**What the task requires:** Tally the lines holding the word "Robert" and state the count by itself.

:: Dataset content ::

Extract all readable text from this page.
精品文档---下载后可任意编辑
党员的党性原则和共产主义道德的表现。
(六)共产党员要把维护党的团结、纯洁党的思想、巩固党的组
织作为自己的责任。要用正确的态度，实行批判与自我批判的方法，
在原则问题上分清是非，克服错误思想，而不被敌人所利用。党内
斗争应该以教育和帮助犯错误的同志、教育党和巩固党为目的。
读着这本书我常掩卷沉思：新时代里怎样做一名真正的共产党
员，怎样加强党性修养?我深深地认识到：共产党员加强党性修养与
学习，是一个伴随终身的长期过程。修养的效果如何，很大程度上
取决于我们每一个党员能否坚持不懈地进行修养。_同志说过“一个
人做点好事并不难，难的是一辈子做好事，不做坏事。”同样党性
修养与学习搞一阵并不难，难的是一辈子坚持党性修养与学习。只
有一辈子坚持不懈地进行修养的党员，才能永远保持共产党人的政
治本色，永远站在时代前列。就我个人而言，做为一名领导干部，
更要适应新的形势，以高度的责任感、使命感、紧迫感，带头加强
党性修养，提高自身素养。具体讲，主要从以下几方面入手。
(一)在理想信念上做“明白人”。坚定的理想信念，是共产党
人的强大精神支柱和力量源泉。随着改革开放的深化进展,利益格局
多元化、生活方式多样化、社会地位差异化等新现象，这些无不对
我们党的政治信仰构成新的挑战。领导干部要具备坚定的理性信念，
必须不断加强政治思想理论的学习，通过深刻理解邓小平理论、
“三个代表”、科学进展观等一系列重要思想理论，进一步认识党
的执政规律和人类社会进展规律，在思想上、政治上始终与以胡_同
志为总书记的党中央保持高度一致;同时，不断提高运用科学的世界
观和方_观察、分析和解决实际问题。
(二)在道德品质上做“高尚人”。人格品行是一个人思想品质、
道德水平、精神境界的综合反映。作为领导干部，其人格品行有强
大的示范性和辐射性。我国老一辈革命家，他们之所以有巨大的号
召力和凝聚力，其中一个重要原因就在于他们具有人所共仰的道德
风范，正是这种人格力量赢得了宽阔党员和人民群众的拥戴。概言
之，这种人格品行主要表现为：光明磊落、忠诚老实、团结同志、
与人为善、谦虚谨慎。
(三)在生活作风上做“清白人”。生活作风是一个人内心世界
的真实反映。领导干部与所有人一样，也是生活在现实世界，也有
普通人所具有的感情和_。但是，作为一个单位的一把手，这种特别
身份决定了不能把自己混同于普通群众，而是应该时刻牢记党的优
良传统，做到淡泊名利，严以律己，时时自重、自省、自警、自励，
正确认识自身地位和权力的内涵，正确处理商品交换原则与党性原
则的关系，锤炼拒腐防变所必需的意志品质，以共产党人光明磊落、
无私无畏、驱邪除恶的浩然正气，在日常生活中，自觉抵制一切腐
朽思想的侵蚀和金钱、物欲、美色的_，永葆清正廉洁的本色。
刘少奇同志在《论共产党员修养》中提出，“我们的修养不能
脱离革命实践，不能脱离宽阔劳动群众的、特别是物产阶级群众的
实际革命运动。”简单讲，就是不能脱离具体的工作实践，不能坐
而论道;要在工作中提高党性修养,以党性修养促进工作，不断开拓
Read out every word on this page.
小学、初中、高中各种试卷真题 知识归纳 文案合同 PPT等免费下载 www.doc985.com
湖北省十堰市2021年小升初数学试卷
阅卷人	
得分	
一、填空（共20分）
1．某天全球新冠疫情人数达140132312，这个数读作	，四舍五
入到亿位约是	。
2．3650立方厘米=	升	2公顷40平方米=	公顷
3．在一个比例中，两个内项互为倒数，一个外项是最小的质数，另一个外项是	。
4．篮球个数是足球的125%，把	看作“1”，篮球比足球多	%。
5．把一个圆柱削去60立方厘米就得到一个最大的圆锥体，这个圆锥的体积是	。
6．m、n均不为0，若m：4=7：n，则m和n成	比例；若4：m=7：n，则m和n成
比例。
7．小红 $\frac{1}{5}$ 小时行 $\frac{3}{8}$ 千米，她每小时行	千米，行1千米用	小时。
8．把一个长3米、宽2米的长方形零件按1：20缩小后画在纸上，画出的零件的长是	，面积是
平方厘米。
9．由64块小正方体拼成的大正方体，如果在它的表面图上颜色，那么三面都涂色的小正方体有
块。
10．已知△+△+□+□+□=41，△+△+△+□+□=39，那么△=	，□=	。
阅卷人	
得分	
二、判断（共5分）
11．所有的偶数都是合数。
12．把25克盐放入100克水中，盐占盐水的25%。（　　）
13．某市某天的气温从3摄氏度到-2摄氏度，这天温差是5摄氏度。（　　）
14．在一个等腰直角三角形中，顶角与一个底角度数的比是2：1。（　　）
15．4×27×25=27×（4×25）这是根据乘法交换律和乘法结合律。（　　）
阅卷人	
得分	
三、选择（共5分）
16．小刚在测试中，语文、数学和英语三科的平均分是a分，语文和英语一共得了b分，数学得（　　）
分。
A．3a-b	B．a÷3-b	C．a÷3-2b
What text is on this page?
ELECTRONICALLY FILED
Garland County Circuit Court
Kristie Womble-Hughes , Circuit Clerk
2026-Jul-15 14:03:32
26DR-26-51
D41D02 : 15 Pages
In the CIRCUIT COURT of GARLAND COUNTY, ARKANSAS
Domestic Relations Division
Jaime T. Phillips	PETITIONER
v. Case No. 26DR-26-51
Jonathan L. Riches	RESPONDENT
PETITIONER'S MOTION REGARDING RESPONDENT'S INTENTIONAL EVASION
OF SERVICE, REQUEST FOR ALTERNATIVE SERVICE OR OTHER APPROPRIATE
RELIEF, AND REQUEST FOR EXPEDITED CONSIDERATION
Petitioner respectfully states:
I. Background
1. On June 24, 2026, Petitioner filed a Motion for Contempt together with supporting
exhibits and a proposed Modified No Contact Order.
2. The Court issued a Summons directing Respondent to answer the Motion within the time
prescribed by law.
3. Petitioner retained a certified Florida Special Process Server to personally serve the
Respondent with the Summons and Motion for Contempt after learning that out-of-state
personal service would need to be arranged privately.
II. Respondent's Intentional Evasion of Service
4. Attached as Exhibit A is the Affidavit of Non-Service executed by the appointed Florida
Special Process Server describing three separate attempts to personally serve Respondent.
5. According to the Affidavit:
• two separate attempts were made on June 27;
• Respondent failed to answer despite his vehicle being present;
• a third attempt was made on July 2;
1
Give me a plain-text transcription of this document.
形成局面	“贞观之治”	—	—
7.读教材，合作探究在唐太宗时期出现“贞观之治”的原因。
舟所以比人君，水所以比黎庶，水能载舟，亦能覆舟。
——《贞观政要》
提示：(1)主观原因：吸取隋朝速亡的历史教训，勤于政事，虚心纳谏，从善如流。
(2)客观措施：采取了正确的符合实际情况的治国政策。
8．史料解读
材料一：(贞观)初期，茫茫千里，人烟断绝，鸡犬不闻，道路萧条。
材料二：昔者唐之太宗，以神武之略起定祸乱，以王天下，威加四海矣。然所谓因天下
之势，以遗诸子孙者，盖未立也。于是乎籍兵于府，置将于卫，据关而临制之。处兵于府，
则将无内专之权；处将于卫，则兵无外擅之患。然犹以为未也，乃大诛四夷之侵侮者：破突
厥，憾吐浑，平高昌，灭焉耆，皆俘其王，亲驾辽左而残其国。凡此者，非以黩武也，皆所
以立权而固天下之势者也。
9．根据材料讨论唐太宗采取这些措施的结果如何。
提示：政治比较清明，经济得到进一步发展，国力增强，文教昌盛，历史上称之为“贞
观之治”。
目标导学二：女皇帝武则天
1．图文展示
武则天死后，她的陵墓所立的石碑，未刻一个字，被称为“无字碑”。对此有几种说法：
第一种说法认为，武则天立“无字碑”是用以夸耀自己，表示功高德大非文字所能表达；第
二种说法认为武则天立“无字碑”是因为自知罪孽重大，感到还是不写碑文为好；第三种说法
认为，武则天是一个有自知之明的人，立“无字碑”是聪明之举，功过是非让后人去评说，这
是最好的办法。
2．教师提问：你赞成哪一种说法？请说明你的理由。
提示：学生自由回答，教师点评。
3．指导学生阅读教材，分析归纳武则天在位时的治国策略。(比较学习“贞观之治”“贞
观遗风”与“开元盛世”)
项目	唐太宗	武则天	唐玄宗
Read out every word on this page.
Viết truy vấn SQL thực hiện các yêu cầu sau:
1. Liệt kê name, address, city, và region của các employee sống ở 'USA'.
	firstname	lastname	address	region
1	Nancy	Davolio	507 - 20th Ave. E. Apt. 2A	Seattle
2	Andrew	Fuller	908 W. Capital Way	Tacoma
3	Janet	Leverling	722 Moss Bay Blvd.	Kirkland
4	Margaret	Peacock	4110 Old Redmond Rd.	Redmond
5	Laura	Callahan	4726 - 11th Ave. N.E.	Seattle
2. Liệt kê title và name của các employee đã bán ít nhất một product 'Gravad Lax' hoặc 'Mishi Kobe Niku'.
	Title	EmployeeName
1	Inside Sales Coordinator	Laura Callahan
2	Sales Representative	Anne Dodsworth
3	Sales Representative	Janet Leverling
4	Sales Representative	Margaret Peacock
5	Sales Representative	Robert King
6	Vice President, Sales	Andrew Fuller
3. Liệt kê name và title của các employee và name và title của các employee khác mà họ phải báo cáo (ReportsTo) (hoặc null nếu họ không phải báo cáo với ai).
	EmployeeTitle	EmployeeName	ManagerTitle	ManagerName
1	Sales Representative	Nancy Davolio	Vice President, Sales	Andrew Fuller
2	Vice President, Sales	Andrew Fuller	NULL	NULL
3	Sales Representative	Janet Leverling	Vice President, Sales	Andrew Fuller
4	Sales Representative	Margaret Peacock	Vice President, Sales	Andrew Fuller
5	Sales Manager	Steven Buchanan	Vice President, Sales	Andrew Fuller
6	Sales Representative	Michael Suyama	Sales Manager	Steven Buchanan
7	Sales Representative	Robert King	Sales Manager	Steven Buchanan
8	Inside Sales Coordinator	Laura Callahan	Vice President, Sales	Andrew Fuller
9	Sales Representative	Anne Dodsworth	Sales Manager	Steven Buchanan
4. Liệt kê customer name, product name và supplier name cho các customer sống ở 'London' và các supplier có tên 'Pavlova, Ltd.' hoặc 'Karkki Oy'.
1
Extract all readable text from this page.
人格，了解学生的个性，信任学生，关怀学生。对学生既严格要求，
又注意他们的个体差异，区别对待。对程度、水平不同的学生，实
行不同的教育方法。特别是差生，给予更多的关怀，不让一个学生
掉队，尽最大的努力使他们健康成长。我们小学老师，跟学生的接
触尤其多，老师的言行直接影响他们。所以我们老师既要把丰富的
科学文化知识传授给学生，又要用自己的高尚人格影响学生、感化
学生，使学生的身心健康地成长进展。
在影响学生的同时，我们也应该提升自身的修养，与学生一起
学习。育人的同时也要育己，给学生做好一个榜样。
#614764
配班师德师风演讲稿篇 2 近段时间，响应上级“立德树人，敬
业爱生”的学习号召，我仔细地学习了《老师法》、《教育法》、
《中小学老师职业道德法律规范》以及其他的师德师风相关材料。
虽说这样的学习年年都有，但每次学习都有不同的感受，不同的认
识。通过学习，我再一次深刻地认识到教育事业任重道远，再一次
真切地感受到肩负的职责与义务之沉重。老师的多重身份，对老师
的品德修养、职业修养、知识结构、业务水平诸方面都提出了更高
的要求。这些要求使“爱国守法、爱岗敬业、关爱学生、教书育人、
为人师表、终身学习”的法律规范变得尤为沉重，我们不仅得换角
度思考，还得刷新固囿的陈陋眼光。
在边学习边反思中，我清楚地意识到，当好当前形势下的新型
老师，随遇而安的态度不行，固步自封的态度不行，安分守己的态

:::

**Complete output:** 2